→ What is being asked: Transcribe the records below exactly as they appear, omitting any pictures.
#### Data for processing
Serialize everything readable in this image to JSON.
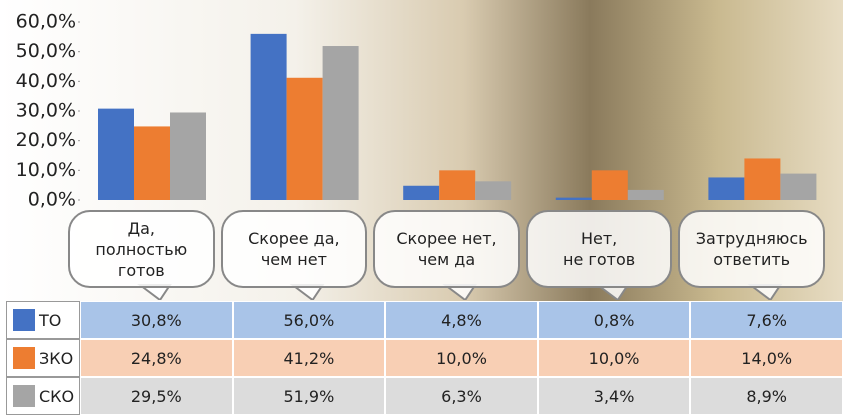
{
  "chart_data": {
    "type": "bar",
    "categories": [
      "Да,\nполностью\nготов",
      "Скорее да,\nчем нет",
      "Скорее нет,\nчем да",
      "Нет,\nне готов",
      "Затрудняюсь\nответить"
    ],
    "ylim": [
      0,
      60
    ],
    "yticks": [
      {
        "value": 0,
        "label": "0,0%"
      },
      {
        "value": 10,
        "label": "10,0%"
      },
      {
        "value": 20,
        "label": "20,0%"
      },
      {
        "value": 30,
        "label": "30,0%"
      },
      {
        "value": 40,
        "label": "40,0%"
      },
      {
        "value": 50,
        "label": "50,0%"
      },
      {
        "value": 60,
        "label": "60,0%"
      }
    ],
    "series": [
      {
        "name": "ТО",
        "color": "#4472c4",
        "row_color": "#a9c4e8",
        "values": [
          30.8,
          56.0,
          4.8,
          0.8,
          7.6
        ],
        "value_labels": [
          "30,8%",
          "56,0%",
          "4,8%",
          "0,8%",
          "7,6%"
        ]
      },
      {
        "name": "ЗКО",
        "color": "#ed7d31",
        "row_color": "#f8cfb4",
        "values": [
          24.8,
          41.2,
          10.0,
          10.0,
          14.0
        ],
        "value_labels": [
          "24,8%",
          "41,2%",
          "10,0%",
          "10,0%",
          "14,0%"
        ]
      },
      {
        "name": "СКО",
        "color": "#a5a5a5",
        "row_color": "#dcdcdc",
        "values": [
          29.5,
          51.9,
          6.3,
          3.4,
          8.9
        ],
        "value_labels": [
          "29,5%",
          "51,9%",
          "6,3%",
          "3,4%",
          "8,9%"
        ]
      }
    ]
  }
}
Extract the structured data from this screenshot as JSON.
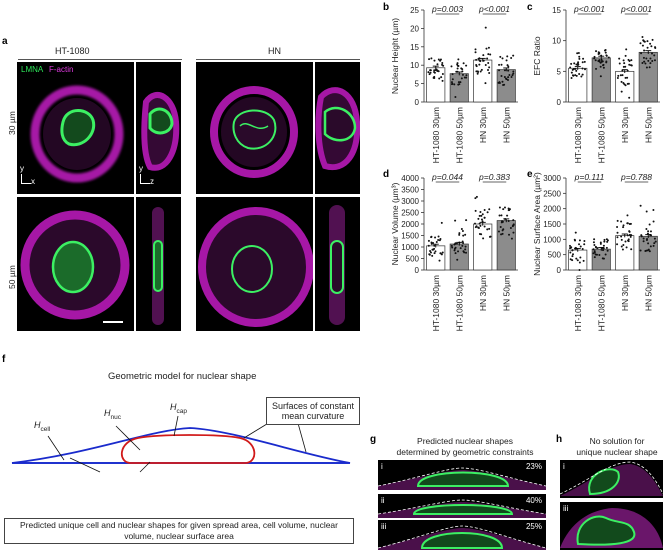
{
  "panel_a": {
    "label": "a",
    "col_headers": [
      "HT-1080",
      "HN"
    ],
    "row_labels": [
      "30 µm",
      "50 µm"
    ],
    "legend": {
      "lmna": "LMNA",
      "factin": "F-actin"
    },
    "axes": {
      "y": "y",
      "x": "x",
      "y2": "y",
      "z": "z"
    },
    "colors": {
      "lmna": "#2ee85a",
      "factin": "#d21fd2"
    }
  },
  "panel_f": {
    "label": "f",
    "title": "Geometric model for nuclear shape",
    "h_cell": "H",
    "h_cell_sub": "cell",
    "h_nuc": "H",
    "h_nuc_sub": "nuc",
    "h_cap": "H",
    "h_cap_sub": "cap",
    "box_top": "Surfaces of constant mean curvature",
    "box_bottom": "Predicted unique cell and nuclear shapes for given spread area, cell volume, nuclear volume, nuclear surface area"
  },
  "panel_g": {
    "label": "g",
    "title_line1": "Predicted nuclear shapes",
    "title_line2": "determined by geometric constraints",
    "items": [
      {
        "roman": "i",
        "pct": "23%"
      },
      {
        "roman": "ii",
        "pct": "40%"
      },
      {
        "roman": "iii",
        "pct": "25%"
      }
    ]
  },
  "panel_h": {
    "label": "h",
    "title_line1": "No solution for",
    "title_line2": "unique nuclear shape",
    "items": [
      {
        "roman": "i"
      },
      {
        "roman": "iii"
      }
    ]
  },
  "chart_data": [
    {
      "id": "b",
      "type": "bar",
      "categories": [
        "HT-1080 30µm",
        "HT-1080 50µm",
        "HN 30µm",
        "HN 50µm"
      ],
      "values": [
        9.3,
        7.7,
        11.4,
        8.8
      ],
      "ylabel": "Nuclear Height (µm)",
      "ylim": [
        0,
        25
      ],
      "yticks": [
        0,
        5,
        10,
        15,
        20,
        25
      ],
      "pvalues": [
        "p=0.003",
        "p<0.001"
      ]
    },
    {
      "id": "c",
      "type": "bar",
      "categories": [
        "HT-1080 30µm",
        "HT-1080 50µm",
        "HN 30µm",
        "HN 50µm"
      ],
      "values": [
        5.5,
        7.2,
        5.0,
        8.1
      ],
      "ylabel": "EFC Ratio",
      "ylim": [
        0,
        15
      ],
      "yticks": [
        0,
        5,
        10,
        15
      ],
      "pvalues": [
        "p<0.001",
        "p<0.001"
      ]
    },
    {
      "id": "d",
      "type": "bar",
      "categories": [
        "HT-1080 30µm",
        "HT-1080 50µm",
        "HN 30µm",
        "HN 50µm"
      ],
      "values": [
        1050,
        1130,
        2000,
        2150
      ],
      "ylabel": "Nuclear Volume (µm³)",
      "ylim": [
        0,
        4000
      ],
      "yticks": [
        0,
        500,
        1000,
        1500,
        2000,
        2500,
        3000,
        3500,
        4000
      ],
      "pvalues": [
        "p=0.044",
        "p=0.383"
      ]
    },
    {
      "id": "e",
      "type": "bar",
      "categories": [
        "HT-1080 30µm",
        "HT-1080 50µm",
        "HN 30µm",
        "HN 50µm"
      ],
      "values": [
        650,
        680,
        1120,
        1100
      ],
      "ylabel": "Nuclear Surface Area (µm²)",
      "ylim": [
        0,
        3000
      ],
      "yticks": [
        0,
        500,
        1000,
        1500,
        2000,
        2500,
        3000
      ],
      "pvalues": [
        "p=0.111",
        "p=0.788"
      ]
    }
  ]
}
########
→ Solution for this problem:
Serialize everything readable in this image to JSON.
{
  "chart_data": {
    "type": "bar",
    "categories": [
      "Да,\nполностью\nготов",
      "Скорее да,\nчем нет",
      "Скорее нет,\nчем да",
      "Нет,\nне готов",
      "Затрудняюсь\nответить"
    ],
    "ylim": [
      0,
      60
    ],
    "yticks": [
      {
        "value": 0,
        "label": "0,0%"
      },
      {
        "value": 10,
        "label": "10,0%"
      },
      {
        "value": 20,
        "label": "20,0%"
      },
      {
        "value": 30,
        "label": "30,0%"
      },
      {
        "value": 40,
        "label": "40,0%"
      },
      {
        "value": 50,
        "label": "50,0%"
      },
      {
        "value": 60,
        "label": "60,0%"
      }
    ],
    "series": [
      {
        "name": "ТО",
        "color": "#4472c4",
        "row_color": "#a9c4e8",
        "values": [
          30.8,
          56.0,
          4.8,
          0.8,
          7.6
        ],
        "value_labels": [
          "30,8%",
          "56,0%",
          "4,8%",
          "0,8%",
          "7,6%"
        ]
      },
      {
        "name": "ЗКО",
        "color": "#ed7d31",
        "row_color": "#f8cfb4",
        "values": [
          24.8,
          41.2,
          10.0,
          10.0,
          14.0
        ],
        "value_labels": [
          "24,8%",
          "41,2%",
          "10,0%",
          "10,0%",
          "14,0%"
        ]
      },
      {
        "name": "СКО",
        "color": "#a5a5a5",
        "row_color": "#dcdcdc",
        "values": [
          29.5,
          51.9,
          6.3,
          3.4,
          8.9
        ],
        "value_labels": [
          "29,5%",
          "51,9%",
          "6,3%",
          "3,4%",
          "8,9%"
        ]
      }
    ]
  }
}
Extract the structured data from this screenshot as JSON.
{
  "panel_a": {
    "label": "a",
    "col_headers": [
      "HT-1080",
      "HN"
    ],
    "row_labels": [
      "30 µm",
      "50 µm"
    ],
    "legend": {
      "lmna": "LMNA",
      "factin": "F-actin"
    },
    "axes": {
      "y": "y",
      "x": "x",
      "y2": "y",
      "z": "z"
    },
    "colors": {
      "lmna": "#2ee85a",
      "factin": "#d21fd2"
    }
  },
  "panel_f": {
    "label": "f",
    "title": "Geometric model for nuclear shape",
    "h_cell": "H",
    "h_cell_sub": "cell",
    "h_nuc": "H",
    "h_nuc_sub": "nuc",
    "h_cap": "H",
    "h_cap_sub": "cap",
    "box_top": "Surfaces of constant mean curvature",
    "box_bottom": "Predicted unique cell and nuclear shapes for given spread area, cell volume, nuclear volume, nuclear surface area"
  },
  "panel_g": {
    "label": "g",
    "title_line1": "Predicted nuclear shapes",
    "title_line2": "determined by geometric constraints",
    "items": [
      {
        "roman": "i",
        "pct": "23%"
      },
      {
        "roman": "ii",
        "pct": "40%"
      },
      {
        "roman": "iii",
        "pct": "25%"
      }
    ]
  },
  "panel_h": {
    "label": "h",
    "title_line1": "No solution for",
    "title_line2": "unique nuclear shape",
    "items": [
      {
        "roman": "i"
      },
      {
        "roman": "iii"
      }
    ]
  },
  "chart_data": [
    {
      "id": "b",
      "type": "bar",
      "categories": [
        "HT-1080 30µm",
        "HT-1080 50µm",
        "HN 30µm",
        "HN 50µm"
      ],
      "values": [
        9.3,
        7.7,
        11.4,
        8.8
      ],
      "ylabel": "Nuclear Height (µm)",
      "ylim": [
        0,
        25
      ],
      "yticks": [
        0,
        5,
        10,
        15,
        20,
        25
      ],
      "pvalues": [
        "p=0.003",
        "p<0.001"
      ]
    },
    {
      "id": "c",
      "type": "bar",
      "categories": [
        "HT-1080 30µm",
        "HT-1080 50µm",
        "HN 30µm",
        "HN 50µm"
      ],
      "values": [
        5.5,
        7.2,
        5.0,
        8.1
      ],
      "ylabel": "EFC Ratio",
      "ylim": [
        0,
        15
      ],
      "yticks": [
        0,
        5,
        10,
        15
      ],
      "pvalues": [
        "p<0.001",
        "p<0.001"
      ]
    },
    {
      "id": "d",
      "type": "bar",
      "categories": [
        "HT-1080 30µm",
        "HT-1080 50µm",
        "HN 30µm",
        "HN 50µm"
      ],
      "values": [
        1050,
        1130,
        2000,
        2150
      ],
      "ylabel": "Nuclear Volume (µm³)",
      "ylim": [
        0,
        4000
      ],
      "yticks": [
        0,
        500,
        1000,
        1500,
        2000,
        2500,
        3000,
        3500,
        4000
      ],
      "pvalues": [
        "p=0.044",
        "p=0.383"
      ]
    },
    {
      "id": "e",
      "type": "bar",
      "categories": [
        "HT-1080 30µm",
        "HT-1080 50µm",
        "HN 30µm",
        "HN 50µm"
      ],
      "values": [
        650,
        680,
        1120,
        1100
      ],
      "ylabel": "Nuclear Surface Area (µm²)",
      "ylim": [
        0,
        3000
      ],
      "yticks": [
        0,
        500,
        1000,
        1500,
        2000,
        2500,
        3000
      ],
      "pvalues": [
        "p=0.111",
        "p=0.788"
      ]
    }
  ]
}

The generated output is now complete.